Begin

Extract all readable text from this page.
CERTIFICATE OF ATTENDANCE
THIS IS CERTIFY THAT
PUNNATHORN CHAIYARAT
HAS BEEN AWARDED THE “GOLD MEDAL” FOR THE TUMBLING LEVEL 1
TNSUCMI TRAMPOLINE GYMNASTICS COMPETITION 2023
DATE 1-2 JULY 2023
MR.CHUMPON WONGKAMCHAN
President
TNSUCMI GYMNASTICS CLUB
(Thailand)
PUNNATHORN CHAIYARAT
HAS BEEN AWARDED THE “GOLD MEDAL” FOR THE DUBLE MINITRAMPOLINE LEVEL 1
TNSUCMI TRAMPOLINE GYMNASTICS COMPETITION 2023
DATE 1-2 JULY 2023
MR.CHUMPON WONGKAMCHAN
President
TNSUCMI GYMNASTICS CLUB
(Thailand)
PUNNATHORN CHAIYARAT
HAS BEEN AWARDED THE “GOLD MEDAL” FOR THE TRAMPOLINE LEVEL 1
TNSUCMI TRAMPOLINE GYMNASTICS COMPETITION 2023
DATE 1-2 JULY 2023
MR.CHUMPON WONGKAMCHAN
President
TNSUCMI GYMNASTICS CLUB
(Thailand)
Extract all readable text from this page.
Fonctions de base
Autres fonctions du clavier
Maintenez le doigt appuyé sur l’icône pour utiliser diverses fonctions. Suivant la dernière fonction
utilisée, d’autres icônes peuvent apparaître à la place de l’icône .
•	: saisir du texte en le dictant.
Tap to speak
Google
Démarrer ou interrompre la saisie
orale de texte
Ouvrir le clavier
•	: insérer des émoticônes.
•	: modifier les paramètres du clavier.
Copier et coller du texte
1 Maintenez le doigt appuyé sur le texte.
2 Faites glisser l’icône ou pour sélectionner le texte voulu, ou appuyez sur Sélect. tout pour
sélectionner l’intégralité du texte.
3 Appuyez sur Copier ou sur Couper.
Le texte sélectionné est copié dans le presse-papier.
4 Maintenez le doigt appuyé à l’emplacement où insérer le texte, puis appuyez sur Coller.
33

End

-- EXERCISE REQUIREMENTS --
Set out every line from the material that contains the string "doigt".

-- RESPONSE TO THIS TASK --
Maintenez le doigt appuyé sur l’icône pour utiliser diverses fonctions. Suivant la dernière fonction
1 Maintenez le doigt appuyé sur le texte.
4 Maintenez le doigt appuyé à l’emplacement où insérer le texte, puis appuyez sur Coller.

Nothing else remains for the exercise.